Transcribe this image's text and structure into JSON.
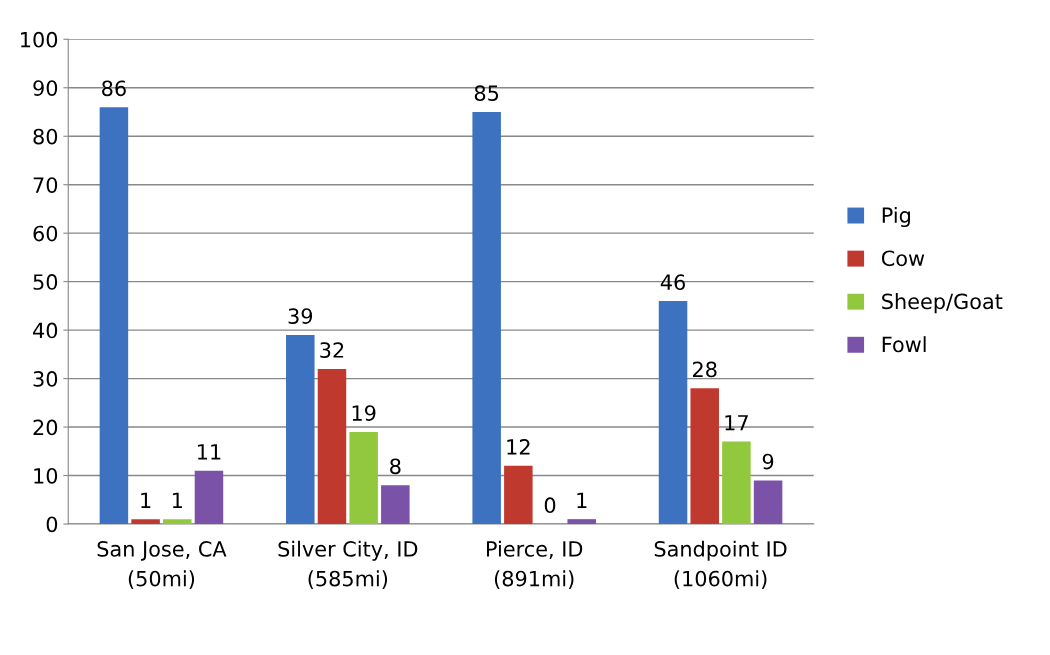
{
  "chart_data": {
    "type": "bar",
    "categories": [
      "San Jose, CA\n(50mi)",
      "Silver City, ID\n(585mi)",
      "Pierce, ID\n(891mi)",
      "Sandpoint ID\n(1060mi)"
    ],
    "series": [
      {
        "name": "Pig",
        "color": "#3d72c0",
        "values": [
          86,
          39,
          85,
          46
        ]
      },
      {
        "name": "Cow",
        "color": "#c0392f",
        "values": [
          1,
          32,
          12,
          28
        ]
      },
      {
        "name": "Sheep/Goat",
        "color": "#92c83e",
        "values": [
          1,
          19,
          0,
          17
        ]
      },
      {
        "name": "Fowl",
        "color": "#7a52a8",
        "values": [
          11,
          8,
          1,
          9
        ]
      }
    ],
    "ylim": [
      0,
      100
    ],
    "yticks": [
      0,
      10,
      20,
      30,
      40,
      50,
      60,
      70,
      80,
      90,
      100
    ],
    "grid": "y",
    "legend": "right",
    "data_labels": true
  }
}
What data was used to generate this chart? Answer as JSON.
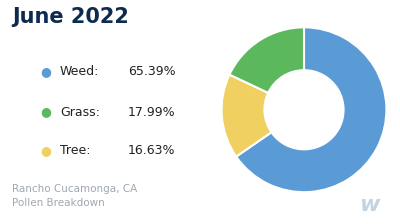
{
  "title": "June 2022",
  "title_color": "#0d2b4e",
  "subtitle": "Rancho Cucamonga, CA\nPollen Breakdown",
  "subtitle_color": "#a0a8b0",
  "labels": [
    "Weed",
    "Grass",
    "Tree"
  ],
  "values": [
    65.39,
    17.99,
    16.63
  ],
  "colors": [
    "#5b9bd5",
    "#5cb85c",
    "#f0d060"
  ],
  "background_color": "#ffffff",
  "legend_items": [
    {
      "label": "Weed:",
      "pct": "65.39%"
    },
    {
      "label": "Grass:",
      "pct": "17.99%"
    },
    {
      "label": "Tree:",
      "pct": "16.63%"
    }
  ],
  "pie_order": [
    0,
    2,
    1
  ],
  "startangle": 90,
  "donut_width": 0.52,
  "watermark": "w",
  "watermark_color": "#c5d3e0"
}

## STATED TASK
Leave out the pictures and transcribe everything else exactly.

## THE RESULT
Transcribe this image's text and structure into JSON.
{
  "chart_data": {
    "type": "bar",
    "categories": [
      "San Jose, CA\n(50mi)",
      "Silver City, ID\n(585mi)",
      "Pierce, ID\n(891mi)",
      "Sandpoint ID\n(1060mi)"
    ],
    "series": [
      {
        "name": "Pig",
        "color": "#3d72c0",
        "values": [
          86,
          39,
          85,
          46
        ]
      },
      {
        "name": "Cow",
        "color": "#c0392f",
        "values": [
          1,
          32,
          12,
          28
        ]
      },
      {
        "name": "Sheep/Goat",
        "color": "#92c83e",
        "values": [
          1,
          19,
          0,
          17
        ]
      },
      {
        "name": "Fowl",
        "color": "#7a52a8",
        "values": [
          11,
          8,
          1,
          9
        ]
      }
    ],
    "ylim": [
      0,
      100
    ],
    "yticks": [
      0,
      10,
      20,
      30,
      40,
      50,
      60,
      70,
      80,
      90,
      100
    ],
    "grid": "y",
    "legend": "right",
    "data_labels": true
  }
}
What data was used to generate this chart? Answer as JSON.
{
  "title": "June 2022",
  "title_color": "#0d2b4e",
  "subtitle": "Rancho Cucamonga, CA\nPollen Breakdown",
  "subtitle_color": "#a0a8b0",
  "labels": [
    "Weed",
    "Grass",
    "Tree"
  ],
  "values": [
    65.39,
    17.99,
    16.63
  ],
  "colors": [
    "#5b9bd5",
    "#5cb85c",
    "#f0d060"
  ],
  "background_color": "#ffffff",
  "legend_items": [
    {
      "label": "Weed:",
      "pct": "65.39%"
    },
    {
      "label": "Grass:",
      "pct": "17.99%"
    },
    {
      "label": "Tree:",
      "pct": "16.63%"
    }
  ],
  "pie_order": [
    0,
    2,
    1
  ],
  "startangle": 90,
  "donut_width": 0.52,
  "watermark": "w",
  "watermark_color": "#c5d3e0"
}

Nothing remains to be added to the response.